- Available records:
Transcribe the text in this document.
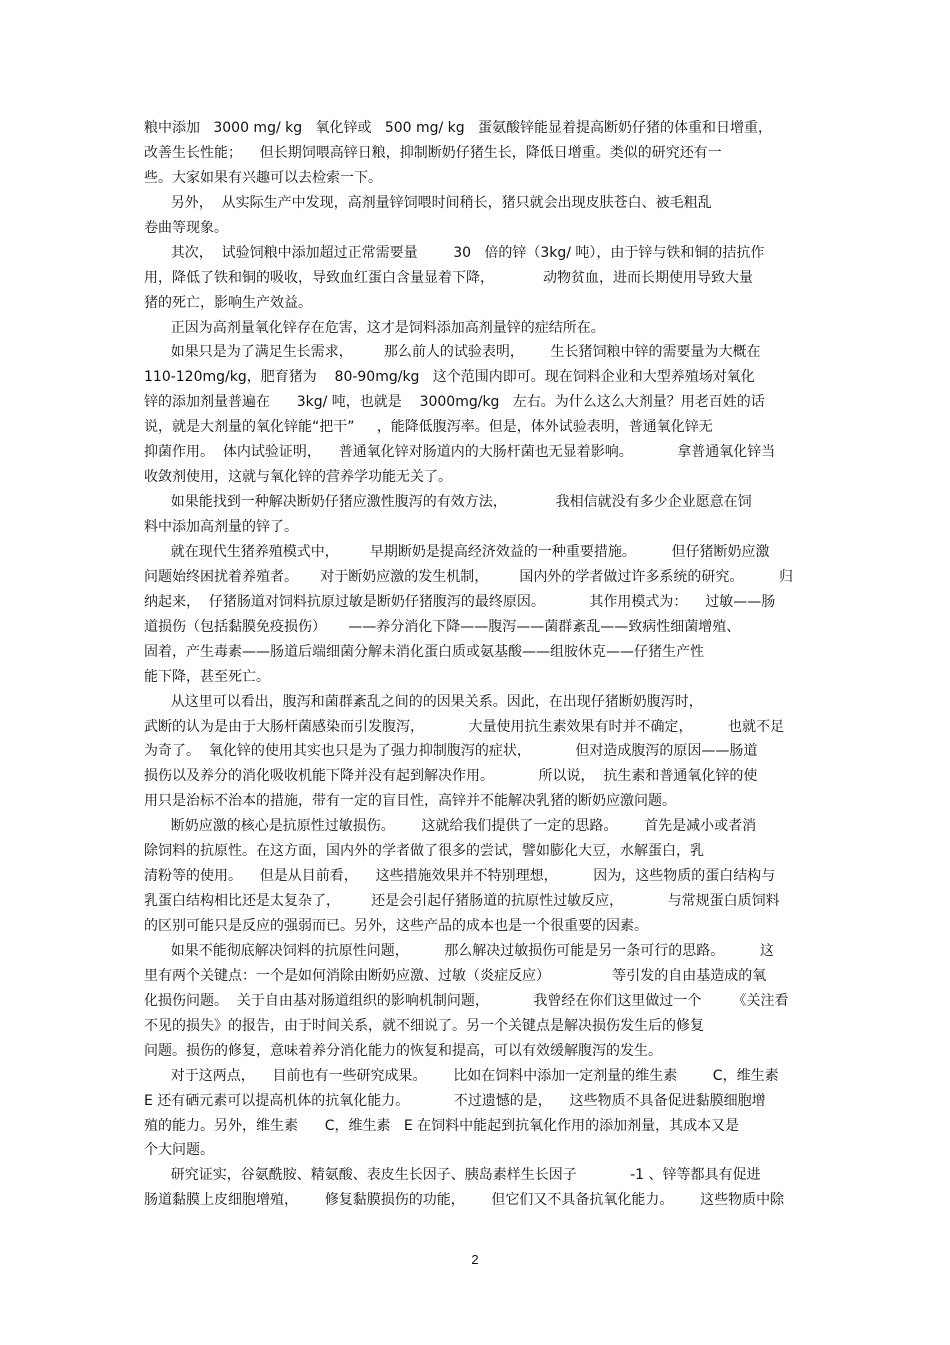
粮中添加   3000 mg/ kg   氧化锌或   500 mg/ kg   蛋氨酸锌能显着提高断奶仔猪的体重和日增重，
改善生长性能；    但长期饲喂高锌日粮，抑制断奶仔猪生长，降低日增重。类似的研究还有一
些。大家如果有兴趣可以去检索一下。
另外，  从实际生产中发现，高剂量锌饲喂时间稍长，猪只就会出现皮肤苍白、被毛粗乱
卷曲等现象。
其次，  试验饲粮中添加超过正常需要量        30   倍的锌（3kg/ 吨），由于锌与铁和铜的拮抗作
用，降低了铁和铜的吸收，导致血红蛋白含量显着下降，           动物贫血，进而长期使用导致大量
猪的死亡，影响生产效益。
正因为高剂量氧化锌存在危害，这才是饲料添加高剂量锌的症结所在。
如果只是为了满足生长需求，       那么前人的试验表明，      生长猪饲粮中锌的需要量为大概在
110-120mg/kg，肥育猪为    80-90mg/kg   这个范围内即可。现在饲料企业和大型养殖场对氧化
锌的添加剂量普遍在      3kg/ 吨，也就是    3000mg/kg   左右。为什么这么大剂量？用老百姓的话
说，就是大剂量的氧化锌能“把干”     ，能降低腹泻率。但是，体外试验表明，普通氧化锌无
抑菌作用。  体内试验证明，    普通氧化锌对肠道内的大肠杆菌也无显着影响。          拿普通氧化锌当
收敛剂使用，这就与氧化锌的营养学功能无关了。
如果能找到一种解决断奶仔猪应激性腹泻的有效方法，           我相信就没有多少企业愿意在饲
料中添加高剂量的锌了。
就在现代生猪养殖模式中，       早期断奶是提高经济效益的一种重要措施。        但仔猪断奶应激
问题始终困扰着养殖者。     对于断奶应激的发生机制，       国内外的学者做过许多系统的研究。        归
纳起来，  仔猪肠道对饲料抗原过敏是断奶仔猪腹泻的最终原因。          其作用模式为：    过敏——肠
道损伤（包括黏膜免疫损伤）     ——养分消化下降——腹泻——菌群紊乱——致病性细菌增殖、
固着，产生毒素——肠道后端细菌分解未消化蛋白质或氨基酸——组胺休克——仔猪生产性
能下降，甚至死亡。
从这里可以看出，腹泻和菌群紊乱之间的的因果关系。因此，在出现仔猪断奶腹泻时，
武断的认为是由于大肠杆菌感染而引发腹泻，          大量使用抗生素效果有时并不确定，        也就不足
为奇了。  氧化锌的使用其实也只是为了强力抑制腹泻的症状，          但对造成腹泻的原因——肠道
损伤以及养分的消化吸收机能下降并没有起到解决作用。          所以说，  抗生素和普通氧化锌的使
用只是治标不治本的措施，带有一定的盲目性，高锌并不能解决乳猪的断奶应激问题。
断奶应激的核心是抗原性过敏损伤。      这就给我们提供了一定的思路。      首先是减小或者消
除饲料的抗原性。在这方面，国内外的学者做了很多的尝试，譬如膨化大豆，水解蛋白，乳
清粉等的使用。    但是从目前看，    这些措施效果并不特别理想，        因为，这些物质的蛋白结构与
乳蛋白结构相比还是太复杂了，       还是会引起仔猪肠道的抗原性过敏反应，          与常规蛋白质饲料
的区别可能只是反应的强弱而已。另外，这些产品的成本也是一个很重要的因素。
如果不能彻底解决饲料的抗原性问题，        那么解决过敏损伤可能是另一条可行的思路。        这
里有两个关键点：一个是如何消除由断奶应激、过敏（炎症反应）              等引发的自由基造成的氧
化损伤问题。  关于自由基对肠道组织的影响机制问题，          我曾经在你们这里做过一个       《关注看
不见的损失》的报告，由于时间关系，就不细说了。另一个关键点是解决损伤发生后的修复
问题。损伤的修复，意味着养分消化能力的恢复和提高，可以有效缓解腹泻的发生。
对于这两点，    目前也有一些研究成果。      比如在饲料中添加一定剂量的维生素        C，维生素
E 还有硒元素可以提高机体的抗氧化能力。          不过遗憾的是，    这些物质不具备促进黏膜细胞增
殖的能力。另外，维生素      C，维生素   E 在饲料中能起到抗氧化作用的添加剂量，其成本又是
个大问题。
研究证实，谷氨酰胺、精氨酸、表皮生长因子、胰岛素样生长因子            -1 、锌等都具有促进
肠道黏膜上皮细胞增殖，      修复黏膜损伤的功能，      但它们又不具备抗氧化能力。      这些物质中除
2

- Goal:
Without the pictures, repeat the listing above exactly.

- Response to the task:
Transcribe the text in this document.
粮中添加   3000 mg/ kg   氧化锌或   500 mg/ kg   蛋氨酸锌能显着提高断奶仔猪的体重和日增重，
改善生长性能；    但长期饲喂高锌日粮，抑制断奶仔猪生长，降低日增重。类似的研究还有一
些。大家如果有兴趣可以去检索一下。
另外，  从实际生产中发现，高剂量锌饲喂时间稍长，猪只就会出现皮肤苍白、被毛粗乱
卷曲等现象。
其次，  试验饲粮中添加超过正常需要量        30   倍的锌（3kg/ 吨），由于锌与铁和铜的拮抗作
用，降低了铁和铜的吸收，导致血红蛋白含量显着下降，           动物贫血，进而长期使用导致大量
猪的死亡，影响生产效益。
正因为高剂量氧化锌存在危害，这才是饲料添加高剂量锌的症结所在。
如果只是为了满足生长需求，       那么前人的试验表明，      生长猪饲粮中锌的需要量为大概在
110-120mg/kg，肥育猪为    80-90mg/kg   这个范围内即可。现在饲料企业和大型养殖场对氧化
锌的添加剂量普遍在      3kg/ 吨，也就是    3000mg/kg   左右。为什么这么大剂量？用老百姓的话
说，就是大剂量的氧化锌能“把干”     ，能降低腹泻率。但是，体外试验表明，普通氧化锌无
抑菌作用。  体内试验证明，    普通氧化锌对肠道内的大肠杆菌也无显着影响。          拿普通氧化锌当
收敛剂使用，这就与氧化锌的营养学功能无关了。
如果能找到一种解决断奶仔猪应激性腹泻的有效方法，           我相信就没有多少企业愿意在饲
料中添加高剂量的锌了。
就在现代生猪养殖模式中，       早期断奶是提高经济效益的一种重要措施。        但仔猪断奶应激
问题始终困扰着养殖者。     对于断奶应激的发生机制，       国内外的学者做过许多系统的研究。        归
纳起来，  仔猪肠道对饲料抗原过敏是断奶仔猪腹泻的最终原因。          其作用模式为：    过敏——肠
道损伤（包括黏膜免疫损伤）     ——养分消化下降——腹泻——菌群紊乱——致病性细菌增殖、
固着，产生毒素——肠道后端细菌分解未消化蛋白质或氨基酸——组胺休克——仔猪生产性
能下降，甚至死亡。
从这里可以看出，腹泻和菌群紊乱之间的的因果关系。因此，在出现仔猪断奶腹泻时，
武断的认为是由于大肠杆菌感染而引发腹泻，          大量使用抗生素效果有时并不确定，        也就不足
为奇了。  氧化锌的使用其实也只是为了强力抑制腹泻的症状，          但对造成腹泻的原因——肠道
损伤以及养分的消化吸收机能下降并没有起到解决作用。          所以说，  抗生素和普通氧化锌的使
用只是治标不治本的措施，带有一定的盲目性，高锌并不能解决乳猪的断奶应激问题。
断奶应激的核心是抗原性过敏损伤。      这就给我们提供了一定的思路。      首先是减小或者消
除饲料的抗原性。在这方面，国内外的学者做了很多的尝试，譬如膨化大豆，水解蛋白，乳
清粉等的使用。    但是从目前看，    这些措施效果并不特别理想，        因为，这些物质的蛋白结构与
乳蛋白结构相比还是太复杂了，       还是会引起仔猪肠道的抗原性过敏反应，          与常规蛋白质饲料
的区别可能只是反应的强弱而已。另外，这些产品的成本也是一个很重要的因素。
如果不能彻底解决饲料的抗原性问题，        那么解决过敏损伤可能是另一条可行的思路。        这
里有两个关键点：一个是如何消除由断奶应激、过敏（炎症反应）              等引发的自由基造成的氧
化损伤问题。  关于自由基对肠道组织的影响机制问题，          我曾经在你们这里做过一个       《关注看
不见的损失》的报告，由于时间关系，就不细说了。另一个关键点是解决损伤发生后的修复
问题。损伤的修复，意味着养分消化能力的恢复和提高，可以有效缓解腹泻的发生。
对于这两点，    目前也有一些研究成果。      比如在饲料中添加一定剂量的维生素        C，维生素
E 还有硒元素可以提高机体的抗氧化能力。          不过遗憾的是，    这些物质不具备促进黏膜细胞增
殖的能力。另外，维生素      C，维生素   E 在饲料中能起到抗氧化作用的添加剂量，其成本又是
个大问题。
研究证实，谷氨酰胺、精氨酸、表皮生长因子、胰岛素样生长因子            -1 、锌等都具有促进
肠道黏膜上皮细胞增殖，      修复黏膜损伤的功能，      但它们又不具备抗氧化能力。      这些物质中除
2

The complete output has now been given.